**JOB:**
Type every record exactly as it appears.
[START OF DATA ROWS]
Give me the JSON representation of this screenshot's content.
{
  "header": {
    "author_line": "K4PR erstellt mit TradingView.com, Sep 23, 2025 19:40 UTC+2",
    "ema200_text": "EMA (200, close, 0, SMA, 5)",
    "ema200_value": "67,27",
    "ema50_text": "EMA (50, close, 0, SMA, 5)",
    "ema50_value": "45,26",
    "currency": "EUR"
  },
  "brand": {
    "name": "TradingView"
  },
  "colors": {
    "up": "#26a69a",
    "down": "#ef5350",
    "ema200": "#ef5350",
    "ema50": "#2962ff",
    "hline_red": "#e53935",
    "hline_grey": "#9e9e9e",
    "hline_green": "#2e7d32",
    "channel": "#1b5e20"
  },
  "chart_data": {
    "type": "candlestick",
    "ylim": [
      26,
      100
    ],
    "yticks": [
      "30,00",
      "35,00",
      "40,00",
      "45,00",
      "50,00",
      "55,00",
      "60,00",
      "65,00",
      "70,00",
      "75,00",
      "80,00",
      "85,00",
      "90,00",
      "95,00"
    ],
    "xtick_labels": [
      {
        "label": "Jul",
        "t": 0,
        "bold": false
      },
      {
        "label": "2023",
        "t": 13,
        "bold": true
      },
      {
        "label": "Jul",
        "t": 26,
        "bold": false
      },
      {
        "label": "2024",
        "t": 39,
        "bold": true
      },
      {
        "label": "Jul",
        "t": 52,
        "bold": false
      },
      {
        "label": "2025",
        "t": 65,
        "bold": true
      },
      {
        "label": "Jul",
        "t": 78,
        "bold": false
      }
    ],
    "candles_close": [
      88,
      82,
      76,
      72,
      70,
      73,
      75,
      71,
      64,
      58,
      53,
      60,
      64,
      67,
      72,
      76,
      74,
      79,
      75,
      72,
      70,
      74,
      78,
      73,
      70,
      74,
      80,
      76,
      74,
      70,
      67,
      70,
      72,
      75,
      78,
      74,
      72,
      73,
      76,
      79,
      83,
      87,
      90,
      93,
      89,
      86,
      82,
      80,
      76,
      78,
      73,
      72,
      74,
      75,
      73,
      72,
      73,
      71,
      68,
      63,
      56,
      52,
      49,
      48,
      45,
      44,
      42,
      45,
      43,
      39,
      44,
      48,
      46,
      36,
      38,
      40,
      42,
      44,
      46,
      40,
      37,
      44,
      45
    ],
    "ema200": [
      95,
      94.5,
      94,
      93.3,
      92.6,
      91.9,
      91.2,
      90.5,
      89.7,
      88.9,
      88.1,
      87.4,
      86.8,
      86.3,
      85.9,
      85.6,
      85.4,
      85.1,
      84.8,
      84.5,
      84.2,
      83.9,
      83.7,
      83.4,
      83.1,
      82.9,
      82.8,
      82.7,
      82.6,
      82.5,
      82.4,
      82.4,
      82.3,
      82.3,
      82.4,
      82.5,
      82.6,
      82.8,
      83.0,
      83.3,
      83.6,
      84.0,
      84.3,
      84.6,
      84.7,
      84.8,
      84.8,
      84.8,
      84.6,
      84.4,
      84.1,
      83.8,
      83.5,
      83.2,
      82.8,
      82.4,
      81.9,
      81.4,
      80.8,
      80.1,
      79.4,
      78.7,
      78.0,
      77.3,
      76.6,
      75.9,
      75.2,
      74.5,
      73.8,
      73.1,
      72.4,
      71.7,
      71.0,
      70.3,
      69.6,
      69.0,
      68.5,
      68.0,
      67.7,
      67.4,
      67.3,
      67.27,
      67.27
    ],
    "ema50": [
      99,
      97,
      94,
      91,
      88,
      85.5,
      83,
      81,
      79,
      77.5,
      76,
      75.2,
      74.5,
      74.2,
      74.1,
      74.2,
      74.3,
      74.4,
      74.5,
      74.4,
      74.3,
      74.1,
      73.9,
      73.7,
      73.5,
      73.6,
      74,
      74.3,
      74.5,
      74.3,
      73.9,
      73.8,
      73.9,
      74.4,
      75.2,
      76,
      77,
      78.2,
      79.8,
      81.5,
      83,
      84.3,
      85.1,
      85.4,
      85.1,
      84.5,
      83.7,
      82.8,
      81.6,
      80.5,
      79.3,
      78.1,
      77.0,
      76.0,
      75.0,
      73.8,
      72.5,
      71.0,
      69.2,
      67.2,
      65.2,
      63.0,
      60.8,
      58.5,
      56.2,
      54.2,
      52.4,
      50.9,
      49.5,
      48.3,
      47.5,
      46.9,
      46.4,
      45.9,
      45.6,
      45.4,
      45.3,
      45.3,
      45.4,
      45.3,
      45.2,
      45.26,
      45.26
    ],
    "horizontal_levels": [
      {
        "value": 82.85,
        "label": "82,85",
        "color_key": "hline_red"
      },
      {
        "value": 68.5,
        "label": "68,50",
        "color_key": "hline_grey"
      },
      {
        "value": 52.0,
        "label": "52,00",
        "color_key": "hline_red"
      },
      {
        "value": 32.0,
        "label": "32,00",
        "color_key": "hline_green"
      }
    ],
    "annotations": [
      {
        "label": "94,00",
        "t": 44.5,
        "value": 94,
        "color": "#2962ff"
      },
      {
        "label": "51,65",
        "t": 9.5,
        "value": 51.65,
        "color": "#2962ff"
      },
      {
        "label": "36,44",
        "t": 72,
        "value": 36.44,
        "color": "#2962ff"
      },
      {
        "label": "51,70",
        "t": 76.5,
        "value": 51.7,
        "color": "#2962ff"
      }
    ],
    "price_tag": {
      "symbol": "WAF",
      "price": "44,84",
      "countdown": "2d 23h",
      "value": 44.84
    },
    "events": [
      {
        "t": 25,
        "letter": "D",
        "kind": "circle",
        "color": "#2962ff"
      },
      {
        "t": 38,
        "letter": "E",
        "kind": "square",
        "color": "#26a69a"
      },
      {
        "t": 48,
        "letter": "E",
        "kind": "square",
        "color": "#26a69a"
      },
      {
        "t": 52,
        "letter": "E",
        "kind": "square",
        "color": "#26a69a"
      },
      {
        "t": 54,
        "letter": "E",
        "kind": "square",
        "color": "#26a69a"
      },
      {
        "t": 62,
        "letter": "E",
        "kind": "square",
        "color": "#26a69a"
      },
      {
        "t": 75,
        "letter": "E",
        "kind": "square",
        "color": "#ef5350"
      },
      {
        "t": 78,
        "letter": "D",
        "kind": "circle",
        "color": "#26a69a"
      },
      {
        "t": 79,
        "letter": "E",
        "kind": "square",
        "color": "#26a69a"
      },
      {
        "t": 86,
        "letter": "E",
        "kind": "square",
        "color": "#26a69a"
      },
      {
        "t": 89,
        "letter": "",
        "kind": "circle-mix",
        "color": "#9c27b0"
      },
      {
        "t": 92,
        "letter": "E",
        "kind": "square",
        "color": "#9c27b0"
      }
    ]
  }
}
[END OF DATA ROWS]
**TASK OUTPUT:**
Give me the JSON representation of this screenshot's content.
{
  "header": {
    "author_line": "K4PR erstellt mit TradingView.com, Sep 23, 2025 19:40 UTC+2",
    "ema200_text": "EMA (200, close, 0, SMA, 5)",
    "ema200_value": "67,27",
    "ema50_text": "EMA (50, close, 0, SMA, 5)",
    "ema50_value": "45,26",
    "currency": "EUR"
  },
  "brand": {
    "name": "TradingView"
  },
  "colors": {
    "up": "#26a69a",
    "down": "#ef5350",
    "ema200": "#ef5350",
    "ema50": "#2962ff",
    "hline_red": "#e53935",
    "hline_grey": "#9e9e9e",
    "hline_green": "#2e7d32",
    "channel": "#1b5e20"
  },
  "chart_data": {
    "type": "candlestick",
    "ylim": [
      26,
      100
    ],
    "yticks": [
      "30,00",
      "35,00",
      "40,00",
      "45,00",
      "50,00",
      "55,00",
      "60,00",
      "65,00",
      "70,00",
      "75,00",
      "80,00",
      "85,00",
      "90,00",
      "95,00"
    ],
    "xtick_labels": [
      {
        "label": "Jul",
        "t": 0,
        "bold": false
      },
      {
        "label": "2023",
        "t": 13,
        "bold": true
      },
      {
        "label": "Jul",
        "t": 26,
        "bold": false
      },
      {
        "label": "2024",
        "t": 39,
        "bold": true
      },
      {
        "label": "Jul",
        "t": 52,
        "bold": false
      },
      {
        "label": "2025",
        "t": 65,
        "bold": true
      },
      {
        "label": "Jul",
        "t": 78,
        "bold": false
      }
    ],
    "candles_close": [
      88,
      82,
      76,
      72,
      70,
      73,
      75,
      71,
      64,
      58,
      53,
      60,
      64,
      67,
      72,
      76,
      74,
      79,
      75,
      72,
      70,
      74,
      78,
      73,
      70,
      74,
      80,
      76,
      74,
      70,
      67,
      70,
      72,
      75,
      78,
      74,
      72,
      73,
      76,
      79,
      83,
      87,
      90,
      93,
      89,
      86,
      82,
      80,
      76,
      78,
      73,
      72,
      74,
      75,
      73,
      72,
      73,
      71,
      68,
      63,
      56,
      52,
      49,
      48,
      45,
      44,
      42,
      45,
      43,
      39,
      44,
      48,
      46,
      36,
      38,
      40,
      42,
      44,
      46,
      40,
      37,
      44,
      45
    ],
    "ema200": [
      95,
      94.5,
      94,
      93.3,
      92.6,
      91.9,
      91.2,
      90.5,
      89.7,
      88.9,
      88.1,
      87.4,
      86.8,
      86.3,
      85.9,
      85.6,
      85.4,
      85.1,
      84.8,
      84.5,
      84.2,
      83.9,
      83.7,
      83.4,
      83.1,
      82.9,
      82.8,
      82.7,
      82.6,
      82.5,
      82.4,
      82.4,
      82.3,
      82.3,
      82.4,
      82.5,
      82.6,
      82.8,
      83.0,
      83.3,
      83.6,
      84.0,
      84.3,
      84.6,
      84.7,
      84.8,
      84.8,
      84.8,
      84.6,
      84.4,
      84.1,
      83.8,
      83.5,
      83.2,
      82.8,
      82.4,
      81.9,
      81.4,
      80.8,
      80.1,
      79.4,
      78.7,
      78.0,
      77.3,
      76.6,
      75.9,
      75.2,
      74.5,
      73.8,
      73.1,
      72.4,
      71.7,
      71.0,
      70.3,
      69.6,
      69.0,
      68.5,
      68.0,
      67.7,
      67.4,
      67.3,
      67.27,
      67.27
    ],
    "ema50": [
      99,
      97,
      94,
      91,
      88,
      85.5,
      83,
      81,
      79,
      77.5,
      76,
      75.2,
      74.5,
      74.2,
      74.1,
      74.2,
      74.3,
      74.4,
      74.5,
      74.4,
      74.3,
      74.1,
      73.9,
      73.7,
      73.5,
      73.6,
      74,
      74.3,
      74.5,
      74.3,
      73.9,
      73.8,
      73.9,
      74.4,
      75.2,
      76,
      77,
      78.2,
      79.8,
      81.5,
      83,
      84.3,
      85.1,
      85.4,
      85.1,
      84.5,
      83.7,
      82.8,
      81.6,
      80.5,
      79.3,
      78.1,
      77.0,
      76.0,
      75.0,
      73.8,
      72.5,
      71.0,
      69.2,
      67.2,
      65.2,
      63.0,
      60.8,
      58.5,
      56.2,
      54.2,
      52.4,
      50.9,
      49.5,
      48.3,
      47.5,
      46.9,
      46.4,
      45.9,
      45.6,
      45.4,
      45.3,
      45.3,
      45.4,
      45.3,
      45.2,
      45.26,
      45.26
    ],
    "horizontal_levels": [
      {
        "value": 82.85,
        "label": "82,85",
        "color_key": "hline_red"
      },
      {
        "value": 68.5,
        "label": "68,50",
        "color_key": "hline_grey"
      },
      {
        "value": 52.0,
        "label": "52,00",
        "color_key": "hline_red"
      },
      {
        "value": 32.0,
        "label": "32,00",
        "color_key": "hline_green"
      }
    ],
    "annotations": [
      {
        "label": "94,00",
        "t": 44.5,
        "value": 94,
        "color": "#2962ff"
      },
      {
        "label": "51,65",
        "t": 9.5,
        "value": 51.65,
        "color": "#2962ff"
      },
      {
        "label": "36,44",
        "t": 72,
        "value": 36.44,
        "color": "#2962ff"
      },
      {
        "label": "51,70",
        "t": 76.5,
        "value": 51.7,
        "color": "#2962ff"
      }
    ],
    "price_tag": {
      "symbol": "WAF",
      "price": "44,84",
      "countdown": "2d 23h",
      "value": 44.84
    },
    "events": [
      {
        "t": 25,
        "letter": "D",
        "kind": "circle",
        "color": "#2962ff"
      },
      {
        "t": 38,
        "letter": "E",
        "kind": "square",
        "color": "#26a69a"
      },
      {
        "t": 48,
        "letter": "E",
        "kind": "square",
        "color": "#26a69a"
      },
      {
        "t": 52,
        "letter": "E",
        "kind": "square",
        "color": "#26a69a"
      },
      {
        "t": 54,
        "letter": "E",
        "kind": "square",
        "color": "#26a69a"
      },
      {
        "t": 62,
        "letter": "E",
        "kind": "square",
        "color": "#26a69a"
      },
      {
        "t": 75,
        "letter": "E",
        "kind": "square",
        "color": "#ef5350"
      },
      {
        "t": 78,
        "letter": "D",
        "kind": "circle",
        "color": "#26a69a"
      },
      {
        "t": 79,
        "letter": "E",
        "kind": "square",
        "color": "#26a69a"
      },
      {
        "t": 86,
        "letter": "E",
        "kind": "square",
        "color": "#26a69a"
      },
      {
        "t": 89,
        "letter": "",
        "kind": "circle-mix",
        "color": "#9c27b0"
      },
      {
        "t": 92,
        "letter": "E",
        "kind": "square",
        "color": "#9c27b0"
      }
    ]
  }
}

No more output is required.